## Work to do
Show every line below where "INCHES" can be found.

--- start ---

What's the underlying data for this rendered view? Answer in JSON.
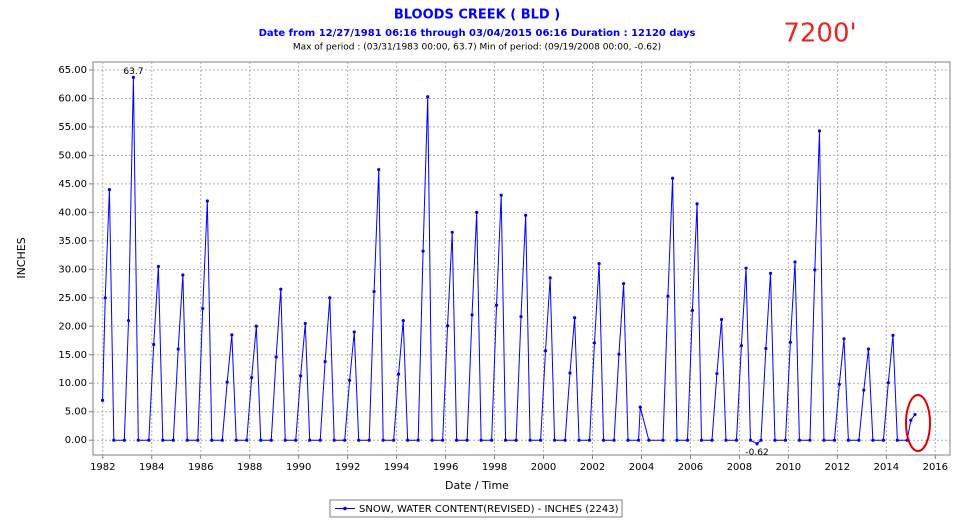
{
  "chart_data": {
    "type": "line",
    "title": "BLOODS CREEK ( BLD )",
    "subtitle": "Date from 12/27/1981 06:16 through 03/04/2015 06:16 Duration : 12120 days",
    "period_note": "Max of period : (03/31/1983 00:00, 63.7)  Min of period: (09/19/2008 00:00,  -0.62)",
    "elevation_note": "7200'",
    "xlabel": "Date / Time",
    "ylabel": "INCHES",
    "xlim": [
      1981.6,
      2016.6
    ],
    "xticks": [
      1982,
      1984,
      1986,
      1988,
      1990,
      1992,
      1994,
      1996,
      1998,
      2000,
      2002,
      2004,
      2006,
      2008,
      2010,
      2012,
      2014,
      2016
    ],
    "ylim": [
      -2.6,
      66.4
    ],
    "yticks": [
      {
        "value": 0,
        "label": "0.00"
      },
      {
        "value": 5,
        "label": "5.00"
      },
      {
        "value": 10,
        "label": "10.00"
      },
      {
        "value": 15,
        "label": "15.00"
      },
      {
        "value": 20,
        "label": "20.00"
      },
      {
        "value": 25,
        "label": "25.00"
      },
      {
        "value": 30,
        "label": "30.00"
      },
      {
        "value": 35,
        "label": "35.00"
      },
      {
        "value": 40,
        "label": "40.00"
      },
      {
        "value": 45,
        "label": "45.00"
      },
      {
        "value": 50,
        "label": "50.00"
      },
      {
        "value": 55,
        "label": "55.00"
      },
      {
        "value": 60,
        "label": "60.00"
      },
      {
        "value": 65,
        "label": "65.00"
      }
    ],
    "grid": true,
    "x": [
      1981.99,
      1982.1,
      1982.27,
      1982.45,
      1982.88,
      1983.05,
      1983.25,
      1983.45,
      1983.88,
      1984.08,
      1984.27,
      1984.45,
      1984.88,
      1985.08,
      1985.27,
      1985.45,
      1985.88,
      1986.08,
      1986.27,
      1986.45,
      1986.88,
      1987.08,
      1987.27,
      1987.45,
      1987.88,
      1988.08,
      1988.27,
      1988.45,
      1988.88,
      1989.08,
      1989.27,
      1989.45,
      1989.88,
      1990.08,
      1990.27,
      1990.45,
      1990.88,
      1991.08,
      1991.27,
      1991.45,
      1991.88,
      1992.08,
      1992.27,
      1992.45,
      1992.88,
      1993.08,
      1993.27,
      1993.45,
      1993.88,
      1994.08,
      1994.27,
      1994.45,
      1994.88,
      1995.08,
      1995.27,
      1995.45,
      1995.88,
      1996.08,
      1996.27,
      1996.45,
      1996.88,
      1997.08,
      1997.27,
      1997.45,
      1997.88,
      1998.08,
      1998.27,
      1998.45,
      1998.88,
      1999.08,
      1999.27,
      1999.45,
      1999.88,
      2000.08,
      2000.27,
      2000.45,
      2000.88,
      2001.08,
      2001.27,
      2001.45,
      2001.88,
      2002.08,
      2002.27,
      2002.45,
      2002.88,
      2003.08,
      2003.27,
      2003.45,
      2003.88,
      2003.95,
      2004.3,
      2004.88,
      2005.08,
      2005.27,
      2005.45,
      2005.88,
      2006.08,
      2006.27,
      2006.45,
      2006.88,
      2007.08,
      2007.27,
      2007.45,
      2007.88,
      2008.08,
      2008.27,
      2008.45,
      2008.72,
      2008.88,
      2009.08,
      2009.27,
      2009.45,
      2009.88,
      2010.08,
      2010.27,
      2010.45,
      2010.88,
      2011.08,
      2011.27,
      2011.45,
      2011.88,
      2012.08,
      2012.27,
      2012.45,
      2012.88,
      2013.08,
      2013.27,
      2013.45,
      2013.88,
      2014.08,
      2014.27,
      2014.45,
      2014.85,
      2015.0,
      2015.17
    ],
    "series": [
      {
        "name": "SNOW, WATER CONTENT(REVISED) - INCHES (2243)",
        "color": "#0000ff",
        "values": [
          7,
          25,
          44,
          0,
          0,
          21,
          63.7,
          0,
          0,
          16.8,
          30.5,
          0,
          0,
          16,
          29,
          0,
          0,
          23.1,
          42,
          0,
          0,
          10.2,
          18.5,
          0,
          0,
          11,
          20,
          0,
          0,
          14.6,
          26.5,
          0,
          0,
          11.3,
          20.5,
          0,
          0,
          13.8,
          25,
          0,
          0,
          10.5,
          19,
          0,
          0,
          26.1,
          47.5,
          0,
          0,
          11.6,
          21,
          0,
          0,
          33.2,
          60.3,
          0,
          0,
          20.1,
          36.5,
          0,
          0,
          22,
          40,
          0,
          0,
          23.7,
          43,
          0,
          0,
          21.7,
          39.5,
          0,
          0,
          15.7,
          28.5,
          0,
          0,
          11.8,
          21.5,
          0,
          0,
          17.1,
          31,
          0,
          0,
          15.1,
          27.5,
          0,
          0,
          5.8,
          0,
          0,
          25.3,
          46,
          0,
          0,
          22.8,
          41.5,
          0,
          0,
          11.7,
          21.2,
          0,
          0,
          16.6,
          30.2,
          0,
          -0.62,
          0,
          16.1,
          29.3,
          0,
          0,
          17.2,
          31.3,
          0,
          0,
          29.9,
          54.3,
          0,
          0,
          9.8,
          17.8,
          0,
          0,
          8.8,
          16,
          0,
          0,
          10.1,
          18.4,
          0,
          0,
          3.5,
          4.5
        ]
      }
    ],
    "annotations": [
      {
        "label": "63.7",
        "value": 63.7,
        "x": 1983.25
      },
      {
        "label": "-0.62",
        "value": -0.62,
        "x": 2008.72
      }
    ]
  }
}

--- end ---

## Result of the exercise
    "ylabel": "INCHES",
        "name": "SNOW, WATER CONTENT(REVISED) - INCHES (2243)",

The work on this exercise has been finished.